* _The request_:
The records that follow must be repeated verbatim, every one of them.

* _Entries shown_:
-*-

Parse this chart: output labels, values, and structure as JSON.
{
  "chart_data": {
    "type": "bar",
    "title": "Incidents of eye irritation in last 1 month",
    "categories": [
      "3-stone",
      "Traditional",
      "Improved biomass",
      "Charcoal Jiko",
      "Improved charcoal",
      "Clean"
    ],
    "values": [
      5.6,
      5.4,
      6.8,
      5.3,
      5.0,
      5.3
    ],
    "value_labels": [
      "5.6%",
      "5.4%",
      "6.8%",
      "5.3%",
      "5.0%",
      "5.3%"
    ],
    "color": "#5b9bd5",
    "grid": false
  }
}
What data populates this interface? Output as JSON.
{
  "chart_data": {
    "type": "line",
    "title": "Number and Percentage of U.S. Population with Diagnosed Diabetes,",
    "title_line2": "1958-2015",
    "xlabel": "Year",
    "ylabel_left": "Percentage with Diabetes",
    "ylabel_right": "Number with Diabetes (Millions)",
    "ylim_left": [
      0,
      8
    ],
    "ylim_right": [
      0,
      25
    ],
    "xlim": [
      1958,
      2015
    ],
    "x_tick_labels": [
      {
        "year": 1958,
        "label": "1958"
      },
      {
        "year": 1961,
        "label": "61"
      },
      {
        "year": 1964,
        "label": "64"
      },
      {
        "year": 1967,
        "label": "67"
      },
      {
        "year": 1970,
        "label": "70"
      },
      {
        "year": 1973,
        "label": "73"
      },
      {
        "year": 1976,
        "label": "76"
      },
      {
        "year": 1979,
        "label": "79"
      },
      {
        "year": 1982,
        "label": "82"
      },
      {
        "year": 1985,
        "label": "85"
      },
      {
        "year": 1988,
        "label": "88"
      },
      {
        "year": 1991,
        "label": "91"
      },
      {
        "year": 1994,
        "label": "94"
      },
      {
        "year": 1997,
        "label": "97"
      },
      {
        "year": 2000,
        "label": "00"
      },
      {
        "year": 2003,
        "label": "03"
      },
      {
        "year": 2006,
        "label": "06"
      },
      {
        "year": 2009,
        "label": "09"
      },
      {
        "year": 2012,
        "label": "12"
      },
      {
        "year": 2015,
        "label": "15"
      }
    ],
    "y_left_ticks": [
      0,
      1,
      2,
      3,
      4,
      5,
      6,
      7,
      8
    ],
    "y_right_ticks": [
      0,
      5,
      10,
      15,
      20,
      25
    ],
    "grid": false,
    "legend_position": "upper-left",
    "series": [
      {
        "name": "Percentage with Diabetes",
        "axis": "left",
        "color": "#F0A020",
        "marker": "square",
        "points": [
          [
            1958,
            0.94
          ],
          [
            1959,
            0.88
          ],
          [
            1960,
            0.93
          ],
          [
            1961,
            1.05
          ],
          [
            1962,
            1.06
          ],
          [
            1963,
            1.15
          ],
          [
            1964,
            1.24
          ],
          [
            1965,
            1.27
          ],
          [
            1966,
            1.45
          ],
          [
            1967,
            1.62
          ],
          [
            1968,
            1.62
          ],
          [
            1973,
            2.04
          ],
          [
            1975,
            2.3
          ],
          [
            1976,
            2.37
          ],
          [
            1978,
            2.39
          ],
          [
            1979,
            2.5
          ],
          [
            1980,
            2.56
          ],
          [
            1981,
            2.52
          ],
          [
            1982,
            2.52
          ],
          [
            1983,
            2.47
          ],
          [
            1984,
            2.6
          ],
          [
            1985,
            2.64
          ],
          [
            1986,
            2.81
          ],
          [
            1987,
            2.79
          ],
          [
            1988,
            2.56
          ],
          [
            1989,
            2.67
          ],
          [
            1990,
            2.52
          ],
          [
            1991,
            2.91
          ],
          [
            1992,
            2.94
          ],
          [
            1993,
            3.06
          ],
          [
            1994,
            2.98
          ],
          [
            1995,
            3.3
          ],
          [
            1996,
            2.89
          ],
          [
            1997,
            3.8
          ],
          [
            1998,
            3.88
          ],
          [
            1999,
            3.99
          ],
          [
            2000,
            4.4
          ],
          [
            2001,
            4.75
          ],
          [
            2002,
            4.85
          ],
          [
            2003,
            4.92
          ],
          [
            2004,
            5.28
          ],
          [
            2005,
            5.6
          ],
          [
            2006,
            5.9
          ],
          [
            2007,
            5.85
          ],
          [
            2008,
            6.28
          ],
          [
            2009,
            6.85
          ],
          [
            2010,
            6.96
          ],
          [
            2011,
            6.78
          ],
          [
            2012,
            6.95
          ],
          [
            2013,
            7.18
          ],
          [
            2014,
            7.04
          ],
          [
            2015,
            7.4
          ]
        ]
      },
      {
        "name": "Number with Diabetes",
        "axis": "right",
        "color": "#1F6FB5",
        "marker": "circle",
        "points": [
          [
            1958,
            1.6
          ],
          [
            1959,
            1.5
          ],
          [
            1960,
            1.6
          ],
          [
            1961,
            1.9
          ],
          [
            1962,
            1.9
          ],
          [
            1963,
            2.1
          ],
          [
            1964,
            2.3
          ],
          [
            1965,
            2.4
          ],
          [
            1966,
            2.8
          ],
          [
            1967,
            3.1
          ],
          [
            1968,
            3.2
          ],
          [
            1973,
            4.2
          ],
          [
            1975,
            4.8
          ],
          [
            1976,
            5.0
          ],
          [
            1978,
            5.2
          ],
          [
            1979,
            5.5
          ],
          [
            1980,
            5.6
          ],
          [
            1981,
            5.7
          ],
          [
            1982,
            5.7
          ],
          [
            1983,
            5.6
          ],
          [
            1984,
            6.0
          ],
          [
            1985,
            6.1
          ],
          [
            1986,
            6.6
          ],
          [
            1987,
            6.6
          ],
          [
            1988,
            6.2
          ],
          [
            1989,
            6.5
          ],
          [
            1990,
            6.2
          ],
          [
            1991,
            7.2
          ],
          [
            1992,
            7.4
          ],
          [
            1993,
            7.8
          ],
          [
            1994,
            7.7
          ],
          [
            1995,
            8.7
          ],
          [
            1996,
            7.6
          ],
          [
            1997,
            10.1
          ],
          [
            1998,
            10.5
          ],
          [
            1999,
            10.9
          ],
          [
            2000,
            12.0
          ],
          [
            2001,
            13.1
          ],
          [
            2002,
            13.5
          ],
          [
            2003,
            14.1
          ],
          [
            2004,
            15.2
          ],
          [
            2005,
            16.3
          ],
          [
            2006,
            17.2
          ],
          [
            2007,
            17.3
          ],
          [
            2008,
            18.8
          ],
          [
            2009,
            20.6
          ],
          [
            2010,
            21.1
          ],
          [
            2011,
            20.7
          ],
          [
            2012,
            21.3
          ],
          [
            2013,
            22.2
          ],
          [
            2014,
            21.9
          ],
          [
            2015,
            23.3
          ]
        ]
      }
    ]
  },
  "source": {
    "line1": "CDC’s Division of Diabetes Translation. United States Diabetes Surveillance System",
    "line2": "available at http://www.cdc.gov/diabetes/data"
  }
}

-*-

* _Expected answer_:
Parse this chart: output labels, values, and structure as JSON.
{
  "chart_data": {
    "type": "bar",
    "title": "Incidents of eye irritation in last 1 month",
    "categories": [
      "3-stone",
      "Traditional",
      "Improved biomass",
      "Charcoal Jiko",
      "Improved charcoal",
      "Clean"
    ],
    "values": [
      5.6,
      5.4,
      6.8,
      5.3,
      5.0,
      5.3
    ],
    "value_labels": [
      "5.6%",
      "5.4%",
      "6.8%",
      "5.3%",
      "5.0%",
      "5.3%"
    ],
    "color": "#5b9bd5",
    "grid": false
  }
}
What data populates this interface? Output as JSON.
{
  "chart_data": {
    "type": "line",
    "title": "Number and Percentage of U.S. Population with Diagnosed Diabetes,",
    "title_line2": "1958-2015",
    "xlabel": "Year",
    "ylabel_left": "Percentage with Diabetes",
    "ylabel_right": "Number with Diabetes (Millions)",
    "ylim_left": [
      0,
      8
    ],
    "ylim_right": [
      0,
      25
    ],
    "xlim": [
      1958,
      2015
    ],
    "x_tick_labels": [
      {
        "year": 1958,
        "label": "1958"
      },
      {
        "year": 1961,
        "label": "61"
      },
      {
        "year": 1964,
        "label": "64"
      },
      {
        "year": 1967,
        "label": "67"
      },
      {
        "year": 1970,
        "label": "70"
      },
      {
        "year": 1973,
        "label": "73"
      },
      {
        "year": 1976,
        "label": "76"
      },
      {
        "year": 1979,
        "label": "79"
      },
      {
        "year": 1982,
        "label": "82"
      },
      {
        "year": 1985,
        "label": "85"
      },
      {
        "year": 1988,
        "label": "88"
      },
      {
        "year": 1991,
        "label": "91"
      },
      {
        "year": 1994,
        "label": "94"
      },
      {
        "year": 1997,
        "label": "97"
      },
      {
        "year": 2000,
        "label": "00"
      },
      {
        "year": 2003,
        "label": "03"
      },
      {
        "year": 2006,
        "label": "06"
      },
      {
        "year": 2009,
        "label": "09"
      },
      {
        "year": 2012,
        "label": "12"
      },
      {
        "year": 2015,
        "label": "15"
      }
    ],
    "y_left_ticks": [
      0,
      1,
      2,
      3,
      4,
      5,
      6,
      7,
      8
    ],
    "y_right_ticks": [
      0,
      5,
      10,
      15,
      20,
      25
    ],
    "grid": false,
    "legend_position": "upper-left",
    "series": [
      {
        "name": "Percentage with Diabetes",
        "axis": "left",
        "color": "#F0A020",
        "marker": "square",
        "points": [
          [
            1958,
            0.94
          ],
          [
            1959,
            0.88
          ],
          [
            1960,
            0.93
          ],
          [
            1961,
            1.05
          ],
          [
            1962,
            1.06
          ],
          [
            1963,
            1.15
          ],
          [
            1964,
            1.24
          ],
          [
            1965,
            1.27
          ],
          [
            1966,
            1.45
          ],
          [
            1967,
            1.62
          ],
          [
            1968,
            1.62
          ],
          [
            1973,
            2.04
          ],
          [
            1975,
            2.3
          ],
          [
            1976,
            2.37
          ],
          [
            1978,
            2.39
          ],
          [
            1979,
            2.5
          ],
          [
            1980,
            2.56
          ],
          [
            1981,
            2.52
          ],
          [
            1982,
            2.52
          ],
          [
            1983,
            2.47
          ],
          [
            1984,
            2.6
          ],
          [
            1985,
            2.64
          ],
          [
            1986,
            2.81
          ],
          [
            1987,
            2.79
          ],
          [
            1988,
            2.56
          ],
          [
            1989,
            2.67
          ],
          [
            1990,
            2.52
          ],
          [
            1991,
            2.91
          ],
          [
            1992,
            2.94
          ],
          [
            1993,
            3.06
          ],
          [
            1994,
            2.98
          ],
          [
            1995,
            3.3
          ],
          [
            1996,
            2.89
          ],
          [
            1997,
            3.8
          ],
          [
            1998,
            3.88
          ],
          [
            1999,
            3.99
          ],
          [
            2000,
            4.4
          ],
          [
            2001,
            4.75
          ],
          [
            2002,
            4.85
          ],
          [
            2003,
            4.92
          ],
          [
            2004,
            5.28
          ],
          [
            2005,
            5.6
          ],
          [
            2006,
            5.9
          ],
          [
            2007,
            5.85
          ],
          [
            2008,
            6.28
          ],
          [
            2009,
            6.85
          ],
          [
            2010,
            6.96
          ],
          [
            2011,
            6.78
          ],
          [
            2012,
            6.95
          ],
          [
            2013,
            7.18
          ],
          [
            2014,
            7.04
          ],
          [
            2015,
            7.4
          ]
        ]
      },
      {
        "name": "Number with Diabetes",
        "axis": "right",
        "color": "#1F6FB5",
        "marker": "circle",
        "points": [
          [
            1958,
            1.6
          ],
          [
            1959,
            1.5
          ],
          [
            1960,
            1.6
          ],
          [
            1961,
            1.9
          ],
          [
            1962,
            1.9
          ],
          [
            1963,
            2.1
          ],
          [
            1964,
            2.3
          ],
          [
            1965,
            2.4
          ],
          [
            1966,
            2.8
          ],
          [
            1967,
            3.1
          ],
          [
            1968,
            3.2
          ],
          [
            1973,
            4.2
          ],
          [
            1975,
            4.8
          ],
          [
            1976,
            5.0
          ],
          [
            1978,
            5.2
          ],
          [
            1979,
            5.5
          ],
          [
            1980,
            5.6
          ],
          [
            1981,
            5.7
          ],
          [
            1982,
            5.7
          ],
          [
            1983,
            5.6
          ],
          [
            1984,
            6.0
          ],
          [
            1985,
            6.1
          ],
          [
            1986,
            6.6
          ],
          [
            1987,
            6.6
          ],
          [
            1988,
            6.2
          ],
          [
            1989,
            6.5
          ],
          [
            1990,
            6.2
          ],
          [
            1991,
            7.2
          ],
          [
            1992,
            7.4
          ],
          [
            1993,
            7.8
          ],
          [
            1994,
            7.7
          ],
          [
            1995,
            8.7
          ],
          [
            1996,
            7.6
          ],
          [
            1997,
            10.1
          ],
          [
            1998,
            10.5
          ],
          [
            1999,
            10.9
          ],
          [
            2000,
            12.0
          ],
          [
            2001,
            13.1
          ],
          [
            2002,
            13.5
          ],
          [
            2003,
            14.1
          ],
          [
            2004,
            15.2
          ],
          [
            2005,
            16.3
          ],
          [
            2006,
            17.2
          ],
          [
            2007,
            17.3
          ],
          [
            2008,
            18.8
          ],
          [
            2009,
            20.6
          ],
          [
            2010,
            21.1
          ],
          [
            2011,
            20.7
          ],
          [
            2012,
            21.3
          ],
          [
            2013,
            22.2
          ],
          [
            2014,
            21.9
          ],
          [
            2015,
            23.3
          ]
        ]
      }
    ]
  },
  "source": {
    "line1": "CDC’s Division of Diabetes Translation. United States Diabetes Surveillance System",
    "line2": "available at http://www.cdc.gov/diabetes/data"
  }
}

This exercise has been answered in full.